* Job *
Retype each record shown below, leaving every character as it is.

* Data for the task *
++++++++++++++++++++

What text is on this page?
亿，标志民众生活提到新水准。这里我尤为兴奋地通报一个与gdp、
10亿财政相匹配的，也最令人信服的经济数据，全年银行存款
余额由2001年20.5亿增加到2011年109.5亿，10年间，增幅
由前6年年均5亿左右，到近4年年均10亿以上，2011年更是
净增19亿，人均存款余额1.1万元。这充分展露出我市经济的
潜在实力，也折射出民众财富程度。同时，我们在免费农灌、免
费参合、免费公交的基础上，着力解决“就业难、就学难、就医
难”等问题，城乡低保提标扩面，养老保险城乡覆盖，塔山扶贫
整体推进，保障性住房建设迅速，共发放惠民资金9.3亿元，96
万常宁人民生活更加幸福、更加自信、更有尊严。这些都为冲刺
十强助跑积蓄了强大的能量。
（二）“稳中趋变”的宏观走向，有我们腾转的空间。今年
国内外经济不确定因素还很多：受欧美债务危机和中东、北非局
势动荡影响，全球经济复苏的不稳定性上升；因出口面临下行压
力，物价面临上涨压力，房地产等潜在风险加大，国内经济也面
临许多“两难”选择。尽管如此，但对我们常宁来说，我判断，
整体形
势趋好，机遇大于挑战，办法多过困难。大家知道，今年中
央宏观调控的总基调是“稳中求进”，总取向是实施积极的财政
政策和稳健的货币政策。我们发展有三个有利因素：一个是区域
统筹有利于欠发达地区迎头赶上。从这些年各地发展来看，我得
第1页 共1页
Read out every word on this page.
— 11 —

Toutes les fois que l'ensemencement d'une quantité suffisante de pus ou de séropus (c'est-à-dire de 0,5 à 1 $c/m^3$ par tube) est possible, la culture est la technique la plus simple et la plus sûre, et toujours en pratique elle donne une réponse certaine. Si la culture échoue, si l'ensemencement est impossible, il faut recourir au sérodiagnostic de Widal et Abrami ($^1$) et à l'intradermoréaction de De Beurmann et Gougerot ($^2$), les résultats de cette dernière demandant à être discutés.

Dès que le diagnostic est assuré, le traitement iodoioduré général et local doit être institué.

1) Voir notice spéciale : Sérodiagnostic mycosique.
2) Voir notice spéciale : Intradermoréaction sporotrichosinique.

++++++++++++++++++++

* Answer to the problem *
What text is on this page?
亿，标志民众生活提到新水准。这里我尤为兴奋地通报一个与gdp、
10亿财政相匹配的，也最令人信服的经济数据，全年银行存款
余额由2001年20.5亿增加到2011年109.5亿，10年间，增幅
由前6年年均5亿左右，到近4年年均10亿以上，2011年更是
净增19亿，人均存款余额1.1万元。这充分展露出我市经济的
潜在实力，也折射出民众财富程度。同时，我们在免费农灌、免
费参合、免费公交的基础上，着力解决“就业难、就学难、就医
难”等问题，城乡低保提标扩面，养老保险城乡覆盖，塔山扶贫
整体推进，保障性住房建设迅速，共发放惠民资金9.3亿元，96
万常宁人民生活更加幸福、更加自信、更有尊严。这些都为冲刺
十强助跑积蓄了强大的能量。
（二）“稳中趋变”的宏观走向，有我们腾转的空间。今年
国内外经济不确定因素还很多：受欧美债务危机和中东、北非局
势动荡影响，全球经济复苏的不稳定性上升；因出口面临下行压
力，物价面临上涨压力，房地产等潜在风险加大，国内经济也面
临许多“两难”选择。尽管如此，但对我们常宁来说，我判断，
整体形
势趋好，机遇大于挑战，办法多过困难。大家知道，今年中
央宏观调控的总基调是“稳中求进”，总取向是实施积极的财政
政策和稳健的货币政策。我们发展有三个有利因素：一个是区域
统筹有利于欠发达地区迎头赶上。从这些年各地发展来看，我得
第1页 共1页
Read out every word on this page.
— 11 —

Toutes les fois que l'ensemencement d'une quantité suffisante de pus ou de séropus (c'est-à-dire de 0,5 à 1 $c/m^3$ par tube) est possible, la culture est la technique la plus simple et la plus sûre, et toujours en pratique elle donne une réponse certaine. Si la culture échoue, si l'ensemencement est impossible, il faut recourir au sérodiagnostic de Widal et Abrami ($^1$) et à l'intradermoréaction de De Beurmann et Gougerot ($^2$), les résultats de cette dernière demandant à être discutés.

Dès que le diagnostic est assuré, le traitement iodoioduré général et local doit être institué.

1) Voir notice spéciale : Sérodiagnostic mycosique.
2) Voir notice spéciale : Intradermoréaction sporotrichosinique.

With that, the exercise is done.